DATA SUPPLIED:
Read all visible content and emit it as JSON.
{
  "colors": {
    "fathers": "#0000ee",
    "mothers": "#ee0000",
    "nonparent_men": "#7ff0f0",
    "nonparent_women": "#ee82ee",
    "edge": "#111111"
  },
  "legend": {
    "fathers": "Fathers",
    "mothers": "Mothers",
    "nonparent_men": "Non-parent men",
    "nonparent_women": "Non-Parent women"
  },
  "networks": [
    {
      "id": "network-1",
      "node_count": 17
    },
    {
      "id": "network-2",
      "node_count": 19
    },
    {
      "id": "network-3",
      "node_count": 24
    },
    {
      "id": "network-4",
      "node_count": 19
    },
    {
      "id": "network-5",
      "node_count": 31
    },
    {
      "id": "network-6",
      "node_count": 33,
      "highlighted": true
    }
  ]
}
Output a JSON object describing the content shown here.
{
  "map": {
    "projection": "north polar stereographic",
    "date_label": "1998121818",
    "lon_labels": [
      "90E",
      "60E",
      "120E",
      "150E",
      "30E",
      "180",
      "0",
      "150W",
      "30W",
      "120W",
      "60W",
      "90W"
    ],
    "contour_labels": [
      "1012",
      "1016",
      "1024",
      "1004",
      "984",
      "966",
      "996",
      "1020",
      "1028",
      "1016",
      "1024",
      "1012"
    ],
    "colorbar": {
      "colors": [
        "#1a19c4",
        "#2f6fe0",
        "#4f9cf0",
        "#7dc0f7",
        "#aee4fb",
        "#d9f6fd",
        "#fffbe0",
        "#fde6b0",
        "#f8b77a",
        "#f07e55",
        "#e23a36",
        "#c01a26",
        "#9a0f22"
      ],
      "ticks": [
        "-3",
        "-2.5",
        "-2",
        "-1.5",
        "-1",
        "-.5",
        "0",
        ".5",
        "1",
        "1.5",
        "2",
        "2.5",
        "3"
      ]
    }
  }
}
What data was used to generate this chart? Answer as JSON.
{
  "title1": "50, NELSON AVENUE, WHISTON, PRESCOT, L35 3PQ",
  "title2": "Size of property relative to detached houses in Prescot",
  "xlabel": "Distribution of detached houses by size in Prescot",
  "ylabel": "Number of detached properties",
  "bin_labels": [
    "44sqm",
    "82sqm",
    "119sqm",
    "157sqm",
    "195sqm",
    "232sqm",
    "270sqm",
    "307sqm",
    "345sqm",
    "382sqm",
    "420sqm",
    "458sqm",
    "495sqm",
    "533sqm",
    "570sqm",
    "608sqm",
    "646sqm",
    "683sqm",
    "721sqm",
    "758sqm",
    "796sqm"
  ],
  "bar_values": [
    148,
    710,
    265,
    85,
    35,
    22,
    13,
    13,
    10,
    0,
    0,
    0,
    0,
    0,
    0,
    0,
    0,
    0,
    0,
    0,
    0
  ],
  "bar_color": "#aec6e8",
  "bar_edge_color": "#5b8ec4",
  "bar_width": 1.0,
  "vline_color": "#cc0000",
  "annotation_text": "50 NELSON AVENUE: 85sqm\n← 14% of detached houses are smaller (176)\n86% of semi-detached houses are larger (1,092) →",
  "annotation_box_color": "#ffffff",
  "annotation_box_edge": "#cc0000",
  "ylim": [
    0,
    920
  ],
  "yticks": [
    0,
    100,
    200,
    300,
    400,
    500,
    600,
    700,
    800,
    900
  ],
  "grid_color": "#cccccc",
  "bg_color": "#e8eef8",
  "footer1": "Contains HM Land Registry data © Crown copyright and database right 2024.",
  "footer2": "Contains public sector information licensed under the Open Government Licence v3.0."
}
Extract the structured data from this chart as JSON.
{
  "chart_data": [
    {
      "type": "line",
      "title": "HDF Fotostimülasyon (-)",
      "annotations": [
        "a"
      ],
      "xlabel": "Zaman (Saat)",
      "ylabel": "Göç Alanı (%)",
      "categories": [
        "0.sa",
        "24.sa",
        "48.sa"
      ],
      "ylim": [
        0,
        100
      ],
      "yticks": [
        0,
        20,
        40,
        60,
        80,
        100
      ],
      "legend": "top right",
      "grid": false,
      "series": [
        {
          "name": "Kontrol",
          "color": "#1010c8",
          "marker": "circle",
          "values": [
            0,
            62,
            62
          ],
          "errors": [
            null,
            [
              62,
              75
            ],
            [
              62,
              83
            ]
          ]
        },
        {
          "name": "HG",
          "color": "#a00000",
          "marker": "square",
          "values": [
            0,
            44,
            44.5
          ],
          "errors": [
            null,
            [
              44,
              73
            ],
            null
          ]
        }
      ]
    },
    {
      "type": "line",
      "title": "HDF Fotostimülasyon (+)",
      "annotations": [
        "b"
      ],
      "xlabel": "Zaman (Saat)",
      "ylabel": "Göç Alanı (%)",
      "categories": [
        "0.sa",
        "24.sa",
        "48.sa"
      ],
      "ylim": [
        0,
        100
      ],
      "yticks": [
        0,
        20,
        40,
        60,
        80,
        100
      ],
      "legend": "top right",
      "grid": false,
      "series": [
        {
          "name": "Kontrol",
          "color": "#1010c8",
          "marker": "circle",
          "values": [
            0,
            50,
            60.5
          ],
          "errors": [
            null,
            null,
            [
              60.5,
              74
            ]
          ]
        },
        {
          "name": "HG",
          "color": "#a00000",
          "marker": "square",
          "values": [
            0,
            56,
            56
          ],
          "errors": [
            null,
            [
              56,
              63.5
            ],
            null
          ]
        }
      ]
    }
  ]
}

PROBLEM DETAILS:
Repeat the material above in full, exactly as it stands.

FINISHED TASK:
Read all visible content and emit it as JSON.
{
  "colors": {
    "fathers": "#0000ee",
    "mothers": "#ee0000",
    "nonparent_men": "#7ff0f0",
    "nonparent_women": "#ee82ee",
    "edge": "#111111"
  },
  "legend": {
    "fathers": "Fathers",
    "mothers": "Mothers",
    "nonparent_men": "Non-parent men",
    "nonparent_women": "Non-Parent women"
  },
  "networks": [
    {
      "id": "network-1",
      "node_count": 17
    },
    {
      "id": "network-2",
      "node_count": 19
    },
    {
      "id": "network-3",
      "node_count": 24
    },
    {
      "id": "network-4",
      "node_count": 19
    },
    {
      "id": "network-5",
      "node_count": 31
    },
    {
      "id": "network-6",
      "node_count": 33,
      "highlighted": true
    }
  ]
}
Output a JSON object describing the content shown here.
{
  "map": {
    "projection": "north polar stereographic",
    "date_label": "1998121818",
    "lon_labels": [
      "90E",
      "60E",
      "120E",
      "150E",
      "30E",
      "180",
      "0",
      "150W",
      "30W",
      "120W",
      "60W",
      "90W"
    ],
    "contour_labels": [
      "1012",
      "1016",
      "1024",
      "1004",
      "984",
      "966",
      "996",
      "1020",
      "1028",
      "1016",
      "1024",
      "1012"
    ],
    "colorbar": {
      "colors": [
        "#1a19c4",
        "#2f6fe0",
        "#4f9cf0",
        "#7dc0f7",
        "#aee4fb",
        "#d9f6fd",
        "#fffbe0",
        "#fde6b0",
        "#f8b77a",
        "#f07e55",
        "#e23a36",
        "#c01a26",
        "#9a0f22"
      ],
      "ticks": [
        "-3",
        "-2.5",
        "-2",
        "-1.5",
        "-1",
        "-.5",
        "0",
        ".5",
        "1",
        "1.5",
        "2",
        "2.5",
        "3"
      ]
    }
  }
}
What data was used to generate this chart? Answer as JSON.
{
  "title1": "50, NELSON AVENUE, WHISTON, PRESCOT, L35 3PQ",
  "title2": "Size of property relative to detached houses in Prescot",
  "xlabel": "Distribution of detached houses by size in Prescot",
  "ylabel": "Number of detached properties",
  "bin_labels": [
    "44sqm",
    "82sqm",
    "119sqm",
    "157sqm",
    "195sqm",
    "232sqm",
    "270sqm",
    "307sqm",
    "345sqm",
    "382sqm",
    "420sqm",
    "458sqm",
    "495sqm",
    "533sqm",
    "570sqm",
    "608sqm",
    "646sqm",
    "683sqm",
    "721sqm",
    "758sqm",
    "796sqm"
  ],
  "bar_values": [
    148,
    710,
    265,
    85,
    35,
    22,
    13,
    13,
    10,
    0,
    0,
    0,
    0,
    0,
    0,
    0,
    0,
    0,
    0,
    0,
    0
  ],
  "bar_color": "#aec6e8",
  "bar_edge_color": "#5b8ec4",
  "bar_width": 1.0,
  "vline_color": "#cc0000",
  "annotation_text": "50 NELSON AVENUE: 85sqm\n← 14% of detached houses are smaller (176)\n86% of semi-detached houses are larger (1,092) →",
  "annotation_box_color": "#ffffff",
  "annotation_box_edge": "#cc0000",
  "ylim": [
    0,
    920
  ],
  "yticks": [
    0,
    100,
    200,
    300,
    400,
    500,
    600,
    700,
    800,
    900
  ],
  "grid_color": "#cccccc",
  "bg_color": "#e8eef8",
  "footer1": "Contains HM Land Registry data © Crown copyright and database right 2024.",
  "footer2": "Contains public sector information licensed under the Open Government Licence v3.0."
}
Extract the structured data from this chart as JSON.
{
  "chart_data": [
    {
      "type": "line",
      "title": "HDF Fotostimülasyon (-)",
      "annotations": [
        "a"
      ],
      "xlabel": "Zaman (Saat)",
      "ylabel": "Göç Alanı (%)",
      "categories": [
        "0.sa",
        "24.sa",
        "48.sa"
      ],
      "ylim": [
        0,
        100
      ],
      "yticks": [
        0,
        20,
        40,
        60,
        80,
        100
      ],
      "legend": "top right",
      "grid": false,
      "series": [
        {
          "name": "Kontrol",
          "color": "#1010c8",
          "marker": "circle",
          "values": [
            0,
            62,
            62
          ],
          "errors": [
            null,
            [
              62,
              75
            ],
            [
              62,
              83
            ]
          ]
        },
        {
          "name": "HG",
          "color": "#a00000",
          "marker": "square",
          "values": [
            0,
            44,
            44.5
          ],
          "errors": [
            null,
            [
              44,
              73
            ],
            null
          ]
        }
      ]
    },
    {
      "type": "line",
      "title": "HDF Fotostimülasyon (+)",
      "annotations": [
        "b"
      ],
      "xlabel": "Zaman (Saat)",
      "ylabel": "Göç Alanı (%)",
      "categories": [
        "0.sa",
        "24.sa",
        "48.sa"
      ],
      "ylim": [
        0,
        100
      ],
      "yticks": [
        0,
        20,
        40,
        60,
        80,
        100
      ],
      "legend": "top right",
      "grid": false,
      "series": [
        {
          "name": "Kontrol",
          "color": "#1010c8",
          "marker": "circle",
          "values": [
            0,
            50,
            60.5
          ],
          "errors": [
            null,
            null,
            [
              60.5,
              74
            ]
          ]
        },
        {
          "name": "HG",
          "color": "#a00000",
          "marker": "square",
          "values": [
            0,
            56,
            56
          ],
          "errors": [
            null,
            [
              56,
              63.5
            ],
            null
          ]
        }
      ]
    }
  ]
}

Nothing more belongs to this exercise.